Exercise goal: Identify the lines that contain the word "right" and copy each one.
[start Dataset content]
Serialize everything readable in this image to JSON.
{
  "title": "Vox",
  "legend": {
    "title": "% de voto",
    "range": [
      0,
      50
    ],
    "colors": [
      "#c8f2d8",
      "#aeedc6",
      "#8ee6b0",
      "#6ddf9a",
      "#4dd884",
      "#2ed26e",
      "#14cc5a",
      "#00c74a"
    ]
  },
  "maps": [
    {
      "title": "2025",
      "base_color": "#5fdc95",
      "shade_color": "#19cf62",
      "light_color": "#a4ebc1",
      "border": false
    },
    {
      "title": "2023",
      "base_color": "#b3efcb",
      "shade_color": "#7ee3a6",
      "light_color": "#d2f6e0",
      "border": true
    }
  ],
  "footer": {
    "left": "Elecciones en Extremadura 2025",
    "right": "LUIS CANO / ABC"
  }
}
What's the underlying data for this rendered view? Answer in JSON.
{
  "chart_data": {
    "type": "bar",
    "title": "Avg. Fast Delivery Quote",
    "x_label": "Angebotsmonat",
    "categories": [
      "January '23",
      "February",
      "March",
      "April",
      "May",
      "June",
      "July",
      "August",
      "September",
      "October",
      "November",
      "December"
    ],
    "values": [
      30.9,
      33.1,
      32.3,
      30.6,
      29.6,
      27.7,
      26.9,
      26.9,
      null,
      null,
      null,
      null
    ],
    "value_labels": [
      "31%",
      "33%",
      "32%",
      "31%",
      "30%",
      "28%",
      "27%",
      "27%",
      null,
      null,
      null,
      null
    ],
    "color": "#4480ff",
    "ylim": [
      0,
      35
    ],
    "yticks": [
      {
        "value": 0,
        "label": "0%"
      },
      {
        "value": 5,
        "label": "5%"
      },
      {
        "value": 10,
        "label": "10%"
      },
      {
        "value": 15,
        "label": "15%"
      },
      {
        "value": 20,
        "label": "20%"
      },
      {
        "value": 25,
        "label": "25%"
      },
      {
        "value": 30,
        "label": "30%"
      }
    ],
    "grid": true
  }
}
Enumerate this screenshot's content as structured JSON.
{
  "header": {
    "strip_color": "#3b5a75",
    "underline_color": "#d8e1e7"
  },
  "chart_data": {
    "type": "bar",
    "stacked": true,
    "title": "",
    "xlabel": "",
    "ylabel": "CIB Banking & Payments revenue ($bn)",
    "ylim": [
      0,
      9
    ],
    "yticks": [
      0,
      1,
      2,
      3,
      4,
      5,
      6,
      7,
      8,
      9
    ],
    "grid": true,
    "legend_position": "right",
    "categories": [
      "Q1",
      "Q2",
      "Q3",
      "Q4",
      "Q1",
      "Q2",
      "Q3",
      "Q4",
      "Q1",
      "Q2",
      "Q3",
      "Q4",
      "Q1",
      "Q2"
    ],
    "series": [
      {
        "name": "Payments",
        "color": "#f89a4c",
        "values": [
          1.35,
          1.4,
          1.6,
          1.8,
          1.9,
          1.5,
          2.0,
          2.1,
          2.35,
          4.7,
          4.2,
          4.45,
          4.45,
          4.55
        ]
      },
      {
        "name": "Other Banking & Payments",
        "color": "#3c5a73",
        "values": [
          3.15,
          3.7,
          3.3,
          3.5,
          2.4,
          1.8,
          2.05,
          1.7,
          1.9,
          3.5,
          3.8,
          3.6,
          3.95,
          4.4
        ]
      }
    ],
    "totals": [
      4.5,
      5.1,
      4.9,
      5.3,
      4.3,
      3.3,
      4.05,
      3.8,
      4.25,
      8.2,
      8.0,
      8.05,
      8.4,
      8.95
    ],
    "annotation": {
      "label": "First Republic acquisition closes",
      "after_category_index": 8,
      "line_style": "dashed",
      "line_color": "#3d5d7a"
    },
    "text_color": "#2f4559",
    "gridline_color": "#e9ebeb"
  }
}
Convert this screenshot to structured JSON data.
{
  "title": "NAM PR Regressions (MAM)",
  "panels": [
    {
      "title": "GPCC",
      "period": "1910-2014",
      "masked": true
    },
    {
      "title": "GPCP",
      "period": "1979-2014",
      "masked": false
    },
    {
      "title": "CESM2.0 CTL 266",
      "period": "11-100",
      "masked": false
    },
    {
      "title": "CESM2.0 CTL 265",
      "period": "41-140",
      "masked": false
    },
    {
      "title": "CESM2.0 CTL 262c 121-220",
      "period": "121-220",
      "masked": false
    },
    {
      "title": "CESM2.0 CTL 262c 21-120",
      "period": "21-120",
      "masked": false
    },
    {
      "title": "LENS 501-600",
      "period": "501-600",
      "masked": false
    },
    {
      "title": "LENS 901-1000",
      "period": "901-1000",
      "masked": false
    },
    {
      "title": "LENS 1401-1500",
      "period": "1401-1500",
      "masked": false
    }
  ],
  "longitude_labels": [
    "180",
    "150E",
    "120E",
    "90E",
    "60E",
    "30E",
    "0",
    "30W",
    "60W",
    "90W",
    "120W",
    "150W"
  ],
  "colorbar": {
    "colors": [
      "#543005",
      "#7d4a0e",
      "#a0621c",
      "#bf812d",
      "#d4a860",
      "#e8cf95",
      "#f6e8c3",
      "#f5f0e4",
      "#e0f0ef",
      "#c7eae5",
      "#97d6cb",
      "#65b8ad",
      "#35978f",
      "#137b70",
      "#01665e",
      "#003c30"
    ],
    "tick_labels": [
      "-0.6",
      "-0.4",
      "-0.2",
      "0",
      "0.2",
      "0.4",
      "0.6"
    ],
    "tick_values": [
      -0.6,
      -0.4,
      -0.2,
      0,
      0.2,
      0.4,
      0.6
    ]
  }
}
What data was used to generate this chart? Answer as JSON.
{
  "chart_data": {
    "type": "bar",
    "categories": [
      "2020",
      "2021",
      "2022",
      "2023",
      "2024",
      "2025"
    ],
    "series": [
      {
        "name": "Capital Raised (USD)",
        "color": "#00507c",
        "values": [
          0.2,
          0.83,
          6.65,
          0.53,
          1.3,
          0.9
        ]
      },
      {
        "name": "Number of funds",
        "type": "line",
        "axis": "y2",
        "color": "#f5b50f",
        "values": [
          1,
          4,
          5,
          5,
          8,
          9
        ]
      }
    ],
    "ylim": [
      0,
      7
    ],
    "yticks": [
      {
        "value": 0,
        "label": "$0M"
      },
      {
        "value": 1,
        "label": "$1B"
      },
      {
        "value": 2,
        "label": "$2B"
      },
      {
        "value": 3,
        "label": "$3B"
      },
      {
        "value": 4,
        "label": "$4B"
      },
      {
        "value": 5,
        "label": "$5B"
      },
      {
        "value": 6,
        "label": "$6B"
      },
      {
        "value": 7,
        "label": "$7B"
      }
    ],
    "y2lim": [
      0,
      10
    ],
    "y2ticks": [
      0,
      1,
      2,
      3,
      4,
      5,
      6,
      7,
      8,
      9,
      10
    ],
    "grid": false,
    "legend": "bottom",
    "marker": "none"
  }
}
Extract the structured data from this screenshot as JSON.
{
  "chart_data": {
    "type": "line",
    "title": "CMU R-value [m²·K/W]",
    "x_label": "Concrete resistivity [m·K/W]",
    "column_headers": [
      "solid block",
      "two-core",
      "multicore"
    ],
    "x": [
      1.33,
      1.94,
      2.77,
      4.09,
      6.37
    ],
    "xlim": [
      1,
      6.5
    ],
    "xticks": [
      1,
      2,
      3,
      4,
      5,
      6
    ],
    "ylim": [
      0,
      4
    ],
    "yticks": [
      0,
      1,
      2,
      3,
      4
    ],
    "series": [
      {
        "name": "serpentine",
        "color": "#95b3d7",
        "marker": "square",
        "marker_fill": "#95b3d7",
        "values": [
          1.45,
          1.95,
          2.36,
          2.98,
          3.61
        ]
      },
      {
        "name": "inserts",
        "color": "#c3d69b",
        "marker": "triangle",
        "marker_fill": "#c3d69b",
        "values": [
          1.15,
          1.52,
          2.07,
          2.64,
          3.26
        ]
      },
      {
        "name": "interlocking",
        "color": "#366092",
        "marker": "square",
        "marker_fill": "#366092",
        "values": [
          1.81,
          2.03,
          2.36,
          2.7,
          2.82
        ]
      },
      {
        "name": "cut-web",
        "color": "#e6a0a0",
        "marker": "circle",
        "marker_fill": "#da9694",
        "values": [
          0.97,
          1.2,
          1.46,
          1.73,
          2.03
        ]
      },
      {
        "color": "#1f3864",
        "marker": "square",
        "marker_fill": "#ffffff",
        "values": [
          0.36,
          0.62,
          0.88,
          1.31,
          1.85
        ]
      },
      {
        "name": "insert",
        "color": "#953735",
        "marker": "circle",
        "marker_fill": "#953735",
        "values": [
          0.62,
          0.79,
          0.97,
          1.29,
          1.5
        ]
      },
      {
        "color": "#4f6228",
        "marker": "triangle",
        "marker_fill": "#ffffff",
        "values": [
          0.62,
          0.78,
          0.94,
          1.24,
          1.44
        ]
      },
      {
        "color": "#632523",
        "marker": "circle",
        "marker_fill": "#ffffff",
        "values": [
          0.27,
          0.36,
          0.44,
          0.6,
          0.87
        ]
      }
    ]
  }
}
[end Dataset content]
Result:
    "right": "LUIS CANO / ABC"
    "legend_position": "right",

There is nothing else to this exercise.